--- SUPPLIED MATERIAL ---
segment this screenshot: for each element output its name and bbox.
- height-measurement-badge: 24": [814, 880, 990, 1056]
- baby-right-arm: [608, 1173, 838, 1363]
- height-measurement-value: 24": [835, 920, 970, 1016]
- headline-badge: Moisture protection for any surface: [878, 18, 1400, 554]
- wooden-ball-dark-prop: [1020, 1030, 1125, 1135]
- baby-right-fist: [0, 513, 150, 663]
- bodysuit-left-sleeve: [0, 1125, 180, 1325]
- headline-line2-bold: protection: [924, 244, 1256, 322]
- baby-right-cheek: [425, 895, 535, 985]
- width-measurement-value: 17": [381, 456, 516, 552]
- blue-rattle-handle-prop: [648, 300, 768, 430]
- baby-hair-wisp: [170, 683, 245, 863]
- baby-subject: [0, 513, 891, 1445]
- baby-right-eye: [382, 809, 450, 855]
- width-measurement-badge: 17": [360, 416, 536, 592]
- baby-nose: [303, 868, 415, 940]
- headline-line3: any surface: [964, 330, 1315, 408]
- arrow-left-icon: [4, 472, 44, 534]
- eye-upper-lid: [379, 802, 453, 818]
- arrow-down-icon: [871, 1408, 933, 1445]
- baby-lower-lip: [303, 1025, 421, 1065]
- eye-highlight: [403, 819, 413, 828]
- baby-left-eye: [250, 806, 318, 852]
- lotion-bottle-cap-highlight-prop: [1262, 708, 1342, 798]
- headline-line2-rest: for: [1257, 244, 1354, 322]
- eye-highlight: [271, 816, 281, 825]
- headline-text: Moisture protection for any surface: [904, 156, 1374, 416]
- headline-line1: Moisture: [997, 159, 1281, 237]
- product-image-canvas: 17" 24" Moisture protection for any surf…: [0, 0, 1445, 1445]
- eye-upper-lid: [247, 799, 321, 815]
---
PROBLEM DETAILS >>
Copy out every line of the listing above without changing anything.

SOLUTION TO THIS PROBLEM >>
segment this screenshot: for each element output its name and bbox.
- height-measurement-badge: 24": [814, 880, 990, 1056]
- baby-right-arm: [608, 1173, 838, 1363]
- height-measurement-value: 24": [835, 920, 970, 1016]
- headline-badge: Moisture protection for any surface: [878, 18, 1400, 554]
- wooden-ball-dark-prop: [1020, 1030, 1125, 1135]
- baby-right-fist: [0, 513, 150, 663]
- bodysuit-left-sleeve: [0, 1125, 180, 1325]
- headline-line2-bold: protection: [924, 244, 1256, 322]
- baby-right-cheek: [425, 895, 535, 985]
- width-measurement-value: 17": [381, 456, 516, 552]
- blue-rattle-handle-prop: [648, 300, 768, 430]
- baby-hair-wisp: [170, 683, 245, 863]
- baby-subject: [0, 513, 891, 1445]
- baby-right-eye: [382, 809, 450, 855]
- width-measurement-badge: 17": [360, 416, 536, 592]
- baby-nose: [303, 868, 415, 940]
- headline-line3: any surface: [964, 330, 1315, 408]
- arrow-left-icon: [4, 472, 44, 534]
- eye-upper-lid: [379, 802, 453, 818]
- arrow-down-icon: [871, 1408, 933, 1445]
- baby-lower-lip: [303, 1025, 421, 1065]
- eye-highlight: [403, 819, 413, 828]
- baby-left-eye: [250, 806, 318, 852]
- lotion-bottle-cap-highlight-prop: [1262, 708, 1342, 798]
- headline-line2-rest: for: [1257, 244, 1354, 322]
- eye-highlight: [271, 816, 281, 825]
- headline-text: Moisture protection for any surface: [904, 156, 1374, 416]
- headline-line1: Moisture: [997, 159, 1281, 237]
- product-image-canvas: 17" 24" Moisture protection for any surf…: [0, 0, 1445, 1445]
- eye-upper-lid: [247, 799, 321, 815]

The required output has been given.